DATA SUPPLIED.
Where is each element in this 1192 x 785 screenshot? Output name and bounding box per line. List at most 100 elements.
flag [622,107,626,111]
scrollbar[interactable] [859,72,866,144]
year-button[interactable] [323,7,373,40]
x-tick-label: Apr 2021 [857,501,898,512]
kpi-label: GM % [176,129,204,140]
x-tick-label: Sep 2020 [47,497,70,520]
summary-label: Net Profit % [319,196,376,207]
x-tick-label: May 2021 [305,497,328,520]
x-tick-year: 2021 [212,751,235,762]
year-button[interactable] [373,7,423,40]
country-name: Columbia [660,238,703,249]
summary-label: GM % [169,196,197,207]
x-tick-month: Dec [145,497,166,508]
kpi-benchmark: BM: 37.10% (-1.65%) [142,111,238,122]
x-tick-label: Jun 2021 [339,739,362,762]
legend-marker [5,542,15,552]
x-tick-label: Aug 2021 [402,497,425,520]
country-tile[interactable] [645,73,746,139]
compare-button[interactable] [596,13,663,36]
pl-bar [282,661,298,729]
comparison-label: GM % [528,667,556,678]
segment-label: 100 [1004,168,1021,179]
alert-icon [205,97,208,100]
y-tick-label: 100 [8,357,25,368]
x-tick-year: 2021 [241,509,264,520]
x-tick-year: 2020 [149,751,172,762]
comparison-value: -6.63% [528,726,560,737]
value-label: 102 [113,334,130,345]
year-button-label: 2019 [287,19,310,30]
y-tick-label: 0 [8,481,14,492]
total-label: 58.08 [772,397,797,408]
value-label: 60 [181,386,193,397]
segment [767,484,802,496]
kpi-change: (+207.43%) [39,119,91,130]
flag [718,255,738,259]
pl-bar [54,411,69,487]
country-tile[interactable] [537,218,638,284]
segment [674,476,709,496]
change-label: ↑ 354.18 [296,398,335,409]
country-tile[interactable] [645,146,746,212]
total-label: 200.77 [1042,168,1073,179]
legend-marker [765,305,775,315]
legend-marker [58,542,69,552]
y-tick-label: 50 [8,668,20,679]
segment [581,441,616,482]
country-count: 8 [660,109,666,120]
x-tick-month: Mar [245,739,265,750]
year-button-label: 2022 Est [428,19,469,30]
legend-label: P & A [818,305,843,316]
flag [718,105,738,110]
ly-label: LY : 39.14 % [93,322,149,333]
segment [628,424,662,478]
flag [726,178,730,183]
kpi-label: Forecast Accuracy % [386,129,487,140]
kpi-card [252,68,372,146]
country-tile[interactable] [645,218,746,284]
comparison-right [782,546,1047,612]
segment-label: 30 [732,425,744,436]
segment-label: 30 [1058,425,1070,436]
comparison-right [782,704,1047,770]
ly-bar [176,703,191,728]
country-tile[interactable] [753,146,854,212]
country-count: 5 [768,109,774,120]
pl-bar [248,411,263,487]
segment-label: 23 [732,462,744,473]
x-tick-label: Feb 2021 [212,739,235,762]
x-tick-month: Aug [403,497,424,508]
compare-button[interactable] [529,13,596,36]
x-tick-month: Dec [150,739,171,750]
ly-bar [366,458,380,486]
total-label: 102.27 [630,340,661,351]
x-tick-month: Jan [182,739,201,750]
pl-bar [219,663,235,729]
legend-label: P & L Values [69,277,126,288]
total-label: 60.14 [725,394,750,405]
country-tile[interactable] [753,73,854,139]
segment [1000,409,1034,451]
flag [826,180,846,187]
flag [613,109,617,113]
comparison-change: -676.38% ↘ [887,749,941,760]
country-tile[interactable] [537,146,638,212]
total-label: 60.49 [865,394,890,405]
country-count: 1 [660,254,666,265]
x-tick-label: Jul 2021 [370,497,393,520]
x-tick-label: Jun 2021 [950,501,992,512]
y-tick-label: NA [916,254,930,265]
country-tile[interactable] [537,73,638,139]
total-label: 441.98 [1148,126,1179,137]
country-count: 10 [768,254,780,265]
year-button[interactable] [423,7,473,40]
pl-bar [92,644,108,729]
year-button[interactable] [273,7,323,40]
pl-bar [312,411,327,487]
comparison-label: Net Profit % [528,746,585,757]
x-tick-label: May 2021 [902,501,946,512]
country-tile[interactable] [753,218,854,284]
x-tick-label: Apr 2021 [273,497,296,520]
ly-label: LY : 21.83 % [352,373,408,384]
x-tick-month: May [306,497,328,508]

EXERCISE. Format the data as a numbered list, starting at its first line and ending with the line containing "flag [726,178,730,183]", both included. Omit any blank lines.

RESULT OF THE EXERCISE.
1. Where is each element in this 1192 x 785 screenshot? Output name and bounding box per line. List at most 100 elements.
2. flag [622,107,626,111]
3. scrollbar[interactable] [859,72,866,144]
4. year-button[interactable] [323,7,373,40]
5. x-tick-label: Apr 2021 [857,501,898,512]
6. kpi-label: GM % [176,129,204,140]
7. x-tick-label: Sep 2020 [47,497,70,520]
8. summary-label: Net Profit % [319,196,376,207]
9. x-tick-label: May 2021 [305,497,328,520]
10. x-tick-year: 2021 [212,751,235,762]
11. year-button[interactable] [373,7,423,40]
12. country-name: Columbia [660,238,703,249]
13. summary-label: GM % [169,196,197,207]
14. x-tick-month: Dec [145,497,166,508]
15. kpi-benchmark: BM: 37.10% (-1.65%) [142,111,238,122]
16. x-tick-label: Jun 2021 [339,739,362,762]
17. legend-marker [5,542,15,552]
18. x-tick-label: Aug 2021 [402,497,425,520]
19. country-tile[interactable] [645,73,746,139]
20. compare-button[interactable] [596,13,663,36]
21. pl-bar [282,661,298,729]
22. comparison-label: GM % [528,667,556,678]
23. segment-label: 100 [1004,168,1021,179]
24. alert-icon [205,97,208,100]
25. y-tick-label: 100 [8,357,25,368]
26. x-tick-year: 2021 [241,509,264,520]
27. x-tick-year: 2020 [149,751,172,762]
28. comparison-value: -6.63% [528,726,560,737]
29. value-label: 102 [113,334,130,345]
30. year-button-label: 2019 [287,19,310,30]
31. y-tick-label: 0 [8,481,14,492]
32. total-label: 58.08 [772,397,797,408]
33. value-label: 60 [181,386,193,397]
34. segment [767,484,802,496]
35. kpi-change: (+207.43%) [39,119,91,130]
36. flag [718,255,738,259]
37. pl-bar [54,411,69,487]
38. country-tile[interactable] [537,218,638,284]
39. segment [674,476,709,496]
40. change-label: ↑ 354.18 [296,398,335,409]
41. country-tile[interactable] [645,146,746,212]
42. total-label: 200.77 [1042,168,1073,179]
43. legend-marker [765,305,775,315]
44. legend-marker [58,542,69,552]
45. y-tick-label: 50 [8,668,20,679]
46. segment [581,441,616,482]
47. country-count: 8 [660,109,666,120]
48. x-tick-month: Mar [245,739,265,750]
49. year-button-label: 2022 Est [428,19,469,30]
50. legend-label: P & A [818,305,843,316]
51. flag [718,105,738,110]
52. ly-label: LY : 39.14 % [93,322,149,333]
53. segment [628,424,662,478]
54. flag [726,178,730,183]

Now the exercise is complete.